→ Problem to solve
Set the data down again, exactly as it reads, but without the pictures.

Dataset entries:

• • • • • • •

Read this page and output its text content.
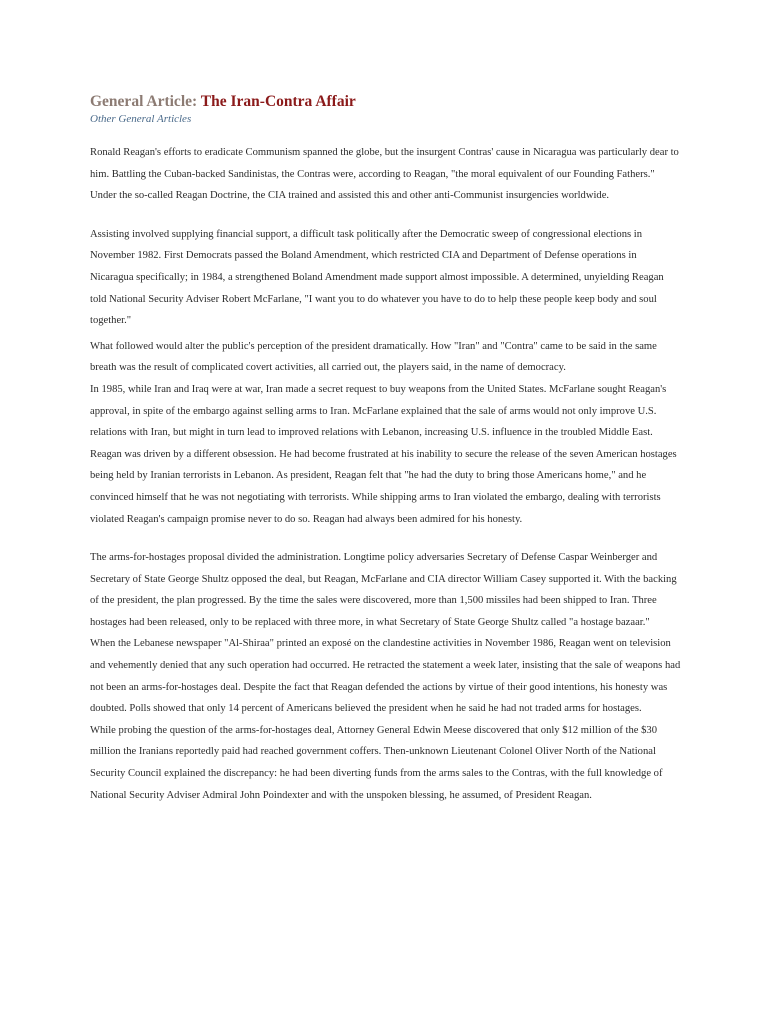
General Article: The Iran-Contra Affair

Other General Articles

Ronald Reagan's efforts to eradicate Communism spanned the globe, but the insurgent Contras' cause in Nicaragua was particularly dear to him. Battling the Cuban-backed Sandinistas, the Contras were, according to Reagan, "the moral equivalent of our Founding Fathers." Under the so-called Reagan Doctrine, the CIA trained and assisted this and other anti-Communist insurgencies worldwide.

Assisting involved supplying financial support, a difficult task politically after the Democratic sweep of congressional elections in November 1982. First Democrats passed the Boland Amendment, which restricted CIA and Department of Defense operations in Nicaragua specifically; in 1984, a strengthened Boland Amendment made support almost impossible. A determined, unyielding Reagan told National Security Adviser Robert McFarlane, "I want you to do whatever you have to do to help these people keep body and soul together."

What followed would alter the public's perception of the president dramatically. How "Iran" and "Contra" came to be said in the same breath was the result of complicated covert activities, all carried out, the players said, in the name of democracy.

In 1985, while Iran and Iraq were at war, Iran made a secret request to buy weapons from the United States. McFarlane sought Reagan's approval, in spite of the embargo against selling arms to Iran. McFarlane explained that the sale of arms would not only improve U.S. relations with Iran, but might in turn lead to improved relations with Lebanon, increasing U.S. influence in the troubled Middle East. Reagan was driven by a different obsession. He had become frustrated at his inability to secure the release of the seven American hostages being held by Iranian terrorists in Lebanon. As president, Reagan felt that "he had the duty to bring those Americans home," and he convinced himself that he was not negotiating with terrorists. While shipping arms to Iran violated the embargo, dealing with terrorists violated Reagan's campaign promise never to do so. Reagan had always been admired for his honesty.

The arms-for-hostages proposal divided the administration. Longtime policy adversaries Secretary of Defense Caspar Weinberger and Secretary of State George Shultz opposed the deal, but Reagan, McFarlane and CIA director William Casey supported it. With the backing of the president, the plan progressed. By the time the sales were discovered, more than 1,500 missiles had been shipped to Iran. Three hostages had been released, only to be replaced with three more, in what Secretary of State George Shultz called "a hostage bazaar."

When the Lebanese newspaper "Al-Shiraa" printed an exposé on the clandestine activities in November 1986, Reagan went on television and vehemently denied that any such operation had occurred. He retracted the statement a week later, insisting that the sale of weapons had not been an arms-for-hostages deal. Despite the fact that Reagan defended the actions by virtue of their good intentions, his honesty was doubted. Polls showed that only 14 percent of Americans believed the president when he said he had not traded arms for hostages.

While probing the question of the arms-for-hostages deal, Attorney General Edwin Meese discovered that only $12 million of the $30 million the Iranians reportedly paid had reached government coffers. Then-unknown Lieutenant Colonel Oliver North of the National Security Council explained the discrepancy: he had been diverting funds from the arms sales to the Contras, with the full knowledge of National Security Adviser Admiral John Poindexter and with the unspoken blessing, he assumed, of President Reagan.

• • • • • • •

→ Reply to the exercise
Read this page and output its text content.
General Article: The Iran-Contra Affair

Other General Articles

Ronald Reagan's efforts to eradicate Communism spanned the globe, but the insurgent Contras' cause in Nicaragua was particularly dear to him. Battling the Cuban-backed Sandinistas, the Contras were, according to Reagan, "the moral equivalent of our Founding Fathers." Under the so-called Reagan Doctrine, the CIA trained and assisted this and other anti-Communist insurgencies worldwide.

Assisting involved supplying financial support, a difficult task politically after the Democratic sweep of congressional elections in November 1982. First Democrats passed the Boland Amendment, which restricted CIA and Department of Defense operations in Nicaragua specifically; in 1984, a strengthened Boland Amendment made support almost impossible. A determined, unyielding Reagan told National Security Adviser Robert McFarlane, "I want you to do whatever you have to do to help these people keep body and soul together."

What followed would alter the public's perception of the president dramatically. How "Iran" and "Contra" came to be said in the same breath was the result of complicated covert activities, all carried out, the players said, in the name of democracy.

In 1985, while Iran and Iraq were at war, Iran made a secret request to buy weapons from the United States. McFarlane sought Reagan's approval, in spite of the embargo against selling arms to Iran. McFarlane explained that the sale of arms would not only improve U.S. relations with Iran, but might in turn lead to improved relations with Lebanon, increasing U.S. influence in the troubled Middle East. Reagan was driven by a different obsession. He had become frustrated at his inability to secure the release of the seven American hostages being held by Iranian terrorists in Lebanon. As president, Reagan felt that "he had the duty to bring those Americans home," and he convinced himself that he was not negotiating with terrorists. While shipping arms to Iran violated the embargo, dealing with terrorists violated Reagan's campaign promise never to do so. Reagan had always been admired for his honesty.

The arms-for-hostages proposal divided the administration. Longtime policy adversaries Secretary of Defense Caspar Weinberger and Secretary of State George Shultz opposed the deal, but Reagan, McFarlane and CIA director William Casey supported it. With the backing of the president, the plan progressed. By the time the sales were discovered, more than 1,500 missiles had been shipped to Iran. Three hostages had been released, only to be replaced with three more, in what Secretary of State George Shultz called "a hostage bazaar."

When the Lebanese newspaper "Al-Shiraa" printed an exposé on the clandestine activities in November 1986, Reagan went on television and vehemently denied that any such operation had occurred. He retracted the statement a week later, insisting that the sale of weapons had not been an arms-for-hostages deal. Despite the fact that Reagan defended the actions by virtue of their good intentions, his honesty was doubted. Polls showed that only 14 percent of Americans believed the president when he said he had not traded arms for hostages.

While probing the question of the arms-for-hostages deal, Attorney General Edwin Meese discovered that only $12 million of the $30 million the Iranians reportedly paid had reached government coffers. Then-unknown Lieutenant Colonel Oliver North of the National Security Council explained the discrepancy: he had been diverting funds from the arms sales to the Contras, with the full knowledge of National Security Adviser Admiral John Poindexter and with the unspoken blessing, he assumed, of President Reagan.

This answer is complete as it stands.